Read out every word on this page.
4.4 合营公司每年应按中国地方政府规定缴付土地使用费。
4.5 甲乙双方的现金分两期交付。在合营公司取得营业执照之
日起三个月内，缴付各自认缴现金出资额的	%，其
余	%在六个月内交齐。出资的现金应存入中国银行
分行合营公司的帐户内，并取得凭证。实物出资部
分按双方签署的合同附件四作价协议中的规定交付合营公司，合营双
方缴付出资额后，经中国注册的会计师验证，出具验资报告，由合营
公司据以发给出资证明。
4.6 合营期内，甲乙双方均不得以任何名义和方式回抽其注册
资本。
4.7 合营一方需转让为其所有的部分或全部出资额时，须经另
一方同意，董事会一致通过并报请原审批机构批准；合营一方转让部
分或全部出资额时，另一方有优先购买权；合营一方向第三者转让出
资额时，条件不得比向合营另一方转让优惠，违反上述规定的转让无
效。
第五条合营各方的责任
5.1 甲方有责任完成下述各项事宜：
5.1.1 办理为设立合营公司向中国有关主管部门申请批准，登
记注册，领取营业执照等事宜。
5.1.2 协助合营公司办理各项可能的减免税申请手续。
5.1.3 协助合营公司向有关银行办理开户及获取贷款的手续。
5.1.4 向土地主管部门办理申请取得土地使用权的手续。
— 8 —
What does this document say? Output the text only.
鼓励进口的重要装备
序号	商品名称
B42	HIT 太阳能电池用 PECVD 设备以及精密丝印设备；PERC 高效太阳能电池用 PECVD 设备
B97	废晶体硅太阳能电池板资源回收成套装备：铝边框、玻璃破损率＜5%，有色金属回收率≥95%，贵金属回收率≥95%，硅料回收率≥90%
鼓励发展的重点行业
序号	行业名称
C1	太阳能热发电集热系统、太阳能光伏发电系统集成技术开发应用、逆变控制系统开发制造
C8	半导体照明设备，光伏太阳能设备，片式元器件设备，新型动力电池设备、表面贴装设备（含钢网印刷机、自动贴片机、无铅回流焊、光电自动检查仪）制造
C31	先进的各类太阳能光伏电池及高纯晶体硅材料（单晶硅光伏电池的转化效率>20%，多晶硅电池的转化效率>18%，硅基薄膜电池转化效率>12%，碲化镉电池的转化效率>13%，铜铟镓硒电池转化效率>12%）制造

**Job**
Repeat exactly the lines starting at the line with "What does this" and ending with the final line of the entries. Include nothing else.

**Reply**
What does this document say? Output the text only.
鼓励进口的重要装备
序号	商品名称
B42	HIT 太阳能电池用 PECVD 设备以及精密丝印设备；PERC 高效太阳能电池用 PECVD 设备
B97	废晶体硅太阳能电池板资源回收成套装备：铝边框、玻璃破损率＜5%，有色金属回收率≥95%，贵金属回收率≥95%，硅料回收率≥90%
鼓励发展的重点行业
序号	行业名称
C1	太阳能热发电集热系统、太阳能光伏发电系统集成技术开发应用、逆变控制系统开发制造
C8	半导体照明设备，光伏太阳能设备，片式元器件设备，新型动力电池设备、表面贴装设备（含钢网印刷机、自动贴片机、无铅回流焊、光电自动检查仪）制造
C31	先进的各类太阳能光伏电池及高纯晶体硅材料（单晶硅光伏电池的转化效率>20%，多晶硅电池的转化效率>18%，硅基薄膜电池转化效率>12%，碲化镉电池的转化效率>13%，铜铟镓硒电池转化效率>12%）制造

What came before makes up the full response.